EXERCISE BRIEF: Repeat every line below exactly as it reads.
** START RECORDS TO PROCESS **
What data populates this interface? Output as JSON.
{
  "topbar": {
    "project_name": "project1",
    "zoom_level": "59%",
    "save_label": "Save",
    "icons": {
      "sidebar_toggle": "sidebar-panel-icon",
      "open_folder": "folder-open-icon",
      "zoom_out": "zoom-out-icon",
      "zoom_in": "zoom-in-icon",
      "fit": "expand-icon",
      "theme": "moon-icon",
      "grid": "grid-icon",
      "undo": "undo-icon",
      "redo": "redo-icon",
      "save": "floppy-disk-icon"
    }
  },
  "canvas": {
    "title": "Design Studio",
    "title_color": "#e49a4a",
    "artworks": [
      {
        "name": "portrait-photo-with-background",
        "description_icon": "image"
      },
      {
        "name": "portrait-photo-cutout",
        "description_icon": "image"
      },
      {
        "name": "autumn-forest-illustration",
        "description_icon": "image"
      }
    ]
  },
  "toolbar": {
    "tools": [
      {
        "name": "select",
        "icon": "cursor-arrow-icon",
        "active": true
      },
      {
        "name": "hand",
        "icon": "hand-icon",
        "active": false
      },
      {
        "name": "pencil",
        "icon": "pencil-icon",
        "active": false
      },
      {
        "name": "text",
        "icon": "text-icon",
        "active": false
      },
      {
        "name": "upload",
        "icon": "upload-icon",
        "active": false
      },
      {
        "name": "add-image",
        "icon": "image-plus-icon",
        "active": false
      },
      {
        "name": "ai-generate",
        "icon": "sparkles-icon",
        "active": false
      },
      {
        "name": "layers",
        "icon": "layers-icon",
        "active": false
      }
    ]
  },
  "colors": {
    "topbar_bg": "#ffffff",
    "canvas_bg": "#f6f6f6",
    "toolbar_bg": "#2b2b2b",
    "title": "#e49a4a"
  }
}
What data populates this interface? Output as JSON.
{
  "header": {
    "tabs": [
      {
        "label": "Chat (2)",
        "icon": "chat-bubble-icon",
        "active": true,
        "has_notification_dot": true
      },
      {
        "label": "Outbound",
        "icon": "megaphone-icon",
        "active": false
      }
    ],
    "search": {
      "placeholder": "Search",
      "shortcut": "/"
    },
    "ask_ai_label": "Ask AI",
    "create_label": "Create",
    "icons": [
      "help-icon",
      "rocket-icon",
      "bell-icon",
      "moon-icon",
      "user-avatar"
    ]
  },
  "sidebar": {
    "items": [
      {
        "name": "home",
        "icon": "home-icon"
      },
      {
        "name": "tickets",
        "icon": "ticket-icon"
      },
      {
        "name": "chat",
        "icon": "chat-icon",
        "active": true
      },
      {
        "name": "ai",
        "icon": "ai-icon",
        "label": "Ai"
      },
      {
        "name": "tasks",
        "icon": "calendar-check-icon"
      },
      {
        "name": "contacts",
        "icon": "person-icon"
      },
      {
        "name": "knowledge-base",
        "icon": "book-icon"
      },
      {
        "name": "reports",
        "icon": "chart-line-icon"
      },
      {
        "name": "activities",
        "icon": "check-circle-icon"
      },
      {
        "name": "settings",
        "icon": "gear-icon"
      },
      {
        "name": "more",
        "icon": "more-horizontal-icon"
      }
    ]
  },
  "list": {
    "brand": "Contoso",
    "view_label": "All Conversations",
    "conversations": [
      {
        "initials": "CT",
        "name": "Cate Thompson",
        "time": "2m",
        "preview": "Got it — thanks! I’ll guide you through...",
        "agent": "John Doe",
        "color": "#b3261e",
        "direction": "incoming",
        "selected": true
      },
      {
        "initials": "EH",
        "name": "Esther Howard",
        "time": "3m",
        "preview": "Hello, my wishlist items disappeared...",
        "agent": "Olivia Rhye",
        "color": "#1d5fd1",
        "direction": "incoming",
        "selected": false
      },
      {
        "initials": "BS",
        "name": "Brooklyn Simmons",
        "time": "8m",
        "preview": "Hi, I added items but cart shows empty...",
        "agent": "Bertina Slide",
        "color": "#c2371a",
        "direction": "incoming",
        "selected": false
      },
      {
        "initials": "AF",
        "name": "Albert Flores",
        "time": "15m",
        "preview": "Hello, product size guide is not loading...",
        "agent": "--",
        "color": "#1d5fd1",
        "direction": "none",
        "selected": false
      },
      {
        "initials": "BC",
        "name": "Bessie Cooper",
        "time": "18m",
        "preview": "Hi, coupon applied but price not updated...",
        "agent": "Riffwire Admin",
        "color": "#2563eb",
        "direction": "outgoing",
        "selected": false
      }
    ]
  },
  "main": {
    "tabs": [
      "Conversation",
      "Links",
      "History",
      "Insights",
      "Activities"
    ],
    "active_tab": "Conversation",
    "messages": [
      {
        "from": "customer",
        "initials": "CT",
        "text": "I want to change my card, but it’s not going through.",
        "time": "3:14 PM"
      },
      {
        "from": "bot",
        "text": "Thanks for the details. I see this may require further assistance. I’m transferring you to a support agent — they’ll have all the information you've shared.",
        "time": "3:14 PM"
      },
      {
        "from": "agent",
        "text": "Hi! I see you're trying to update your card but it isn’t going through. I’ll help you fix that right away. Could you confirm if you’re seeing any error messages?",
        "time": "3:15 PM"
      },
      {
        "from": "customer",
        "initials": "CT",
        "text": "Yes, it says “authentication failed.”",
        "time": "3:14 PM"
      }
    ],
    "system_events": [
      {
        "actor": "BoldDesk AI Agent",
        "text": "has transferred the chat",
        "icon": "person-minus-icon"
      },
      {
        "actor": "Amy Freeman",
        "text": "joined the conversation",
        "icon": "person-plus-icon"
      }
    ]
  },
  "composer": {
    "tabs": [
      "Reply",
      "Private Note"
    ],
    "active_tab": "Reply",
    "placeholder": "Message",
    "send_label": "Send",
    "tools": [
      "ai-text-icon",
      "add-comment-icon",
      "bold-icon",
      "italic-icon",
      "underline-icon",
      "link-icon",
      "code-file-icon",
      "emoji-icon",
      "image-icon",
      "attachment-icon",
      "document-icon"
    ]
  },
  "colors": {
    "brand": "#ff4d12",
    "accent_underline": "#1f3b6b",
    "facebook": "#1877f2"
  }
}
** END RECORDS TO PROCESS **
WORKED ANSWER:
What data populates this interface? Output as JSON.
{
  "topbar": {
    "project_name": "project1",
    "zoom_level": "59%",
    "save_label": "Save",
    "icons": {
      "sidebar_toggle": "sidebar-panel-icon",
      "open_folder": "folder-open-icon",
      "zoom_out": "zoom-out-icon",
      "zoom_in": "zoom-in-icon",
      "fit": "expand-icon",
      "theme": "moon-icon",
      "grid": "grid-icon",
      "undo": "undo-icon",
      "redo": "redo-icon",
      "save": "floppy-disk-icon"
    }
  },
  "canvas": {
    "title": "Design Studio",
    "title_color": "#e49a4a",
    "artworks": [
      {
        "name": "portrait-photo-with-background",
        "description_icon": "image"
      },
      {
        "name": "portrait-photo-cutout",
        "description_icon": "image"
      },
      {
        "name": "autumn-forest-illustration",
        "description_icon": "image"
      }
    ]
  },
  "toolbar": {
    "tools": [
      {
        "name": "select",
        "icon": "cursor-arrow-icon",
        "active": true
      },
      {
        "name": "hand",
        "icon": "hand-icon",
        "active": false
      },
      {
        "name": "pencil",
        "icon": "pencil-icon",
        "active": false
      },
      {
        "name": "text",
        "icon": "text-icon",
        "active": false
      },
      {
        "name": "upload",
        "icon": "upload-icon",
        "active": false
      },
      {
        "name": "add-image",
        "icon": "image-plus-icon",
        "active": false
      },
      {
        "name": "ai-generate",
        "icon": "sparkles-icon",
        "active": false
      },
      {
        "name": "layers",
        "icon": "layers-icon",
        "active": false
      }
    ]
  },
  "colors": {
    "topbar_bg": "#ffffff",
    "canvas_bg": "#f6f6f6",
    "toolbar_bg": "#2b2b2b",
    "title": "#e49a4a"
  }
}
What data populates this interface? Output as JSON.
{
  "header": {
    "tabs": [
      {
        "label": "Chat (2)",
        "icon": "chat-bubble-icon",
        "active": true,
        "has_notification_dot": true
      },
      {
        "label": "Outbound",
        "icon": "megaphone-icon",
        "active": false
      }
    ],
    "search": {
      "placeholder": "Search",
      "shortcut": "/"
    },
    "ask_ai_label": "Ask AI",
    "create_label": "Create",
    "icons": [
      "help-icon",
      "rocket-icon",
      "bell-icon",
      "moon-icon",
      "user-avatar"
    ]
  },
  "sidebar": {
    "items": [
      {
        "name": "home",
        "icon": "home-icon"
      },
      {
        "name": "tickets",
        "icon": "ticket-icon"
      },
      {
        "name": "chat",
        "icon": "chat-icon",
        "active": true
      },
      {
        "name": "ai",
        "icon": "ai-icon",
        "label": "Ai"
      },
      {
        "name": "tasks",
        "icon": "calendar-check-icon"
      },
      {
        "name": "contacts",
        "icon": "person-icon"
      },
      {
        "name": "knowledge-base",
        "icon": "book-icon"
      },
      {
        "name": "reports",
        "icon": "chart-line-icon"
      },
      {
        "name": "activities",
        "icon": "check-circle-icon"
      },
      {
        "name": "settings",
        "icon": "gear-icon"
      },
      {
        "name": "more",
        "icon": "more-horizontal-icon"
      }
    ]
  },
  "list": {
    "brand": "Contoso",
    "view_label": "All Conversations",
    "conversations": [
      {
        "initials": "CT",
        "name": "Cate Thompson",
        "time": "2m",
        "preview": "Got it — thanks! I’ll guide you through...",
        "agent": "John Doe",
        "color": "#b3261e",
        "direction": "incoming",
        "selected": true
      },
      {
        "initials": "EH",
        "name": "Esther Howard",
        "time": "3m",
        "preview": "Hello, my wishlist items disappeared...",
        "agent": "Olivia Rhye",
        "color": "#1d5fd1",
        "direction": "incoming",
        "selected": false
      },
      {
        "initials": "BS",
        "name": "Brooklyn Simmons",
        "time": "8m",
        "preview": "Hi, I added items but cart shows empty...",
        "agent": "Bertina Slide",
        "color": "#c2371a",
        "direction": "incoming",
        "selected": false
      },
      {
        "initials": "AF",
        "name": "Albert Flores",
        "time": "15m",
        "preview": "Hello, product size guide is not loading...",
        "agent": "--",
        "color": "#1d5fd1",
        "direction": "none",
        "selected": false
      },
      {
        "initials": "BC",
        "name": "Bessie Cooper",
        "time": "18m",
        "preview": "Hi, coupon applied but price not updated...",
        "agent": "Riffwire Admin",
        "color": "#2563eb",
        "direction": "outgoing",
        "selected": false
      }
    ]
  },
  "main": {
    "tabs": [
      "Conversation",
      "Links",
      "History",
      "Insights",
      "Activities"
    ],
    "active_tab": "Conversation",
    "messages": [
      {
        "from": "customer",
        "initials": "CT",
        "text": "I want to change my card, but it’s not going through.",
        "time": "3:14 PM"
      },
      {
        "from": "bot",
        "text": "Thanks for the details. I see this may require further assistance. I’m transferring you to a support agent — they’ll have all the information you've shared.",
        "time": "3:14 PM"
      },
      {
        "from": "agent",
        "text": "Hi! I see you're trying to update your card but it isn’t going through. I’ll help you fix that right away. Could you confirm if you’re seeing any error messages?",
        "time": "3:15 PM"
      },
      {
        "from": "customer",
        "initials": "CT",
        "text": "Yes, it says “authentication failed.”",
        "time": "3:14 PM"
      }
    ],
    "system_events": [
      {
        "actor": "BoldDesk AI Agent",
        "text": "has transferred the chat",
        "icon": "person-minus-icon"
      },
      {
        "actor": "Amy Freeman",
        "text": "joined the conversation",
        "icon": "person-plus-icon"
      }
    ]
  },
  "composer": {
    "tabs": [
      "Reply",
      "Private Note"
    ],
    "active_tab": "Reply",
    "placeholder": "Message",
    "send_label": "Send",
    "tools": [
      "ai-text-icon",
      "add-comment-icon",
      "bold-icon",
      "italic-icon",
      "underline-icon",
      "link-icon",
      "code-file-icon",
      "emoji-icon",
      "image-icon",
      "attachment-icon",
      "document-icon"
    ]
  },
  "colors": {
    "brand": "#ff4d12",
    "accent_underline": "#1f3b6b",
    "facebook": "#1877f2"
  }
}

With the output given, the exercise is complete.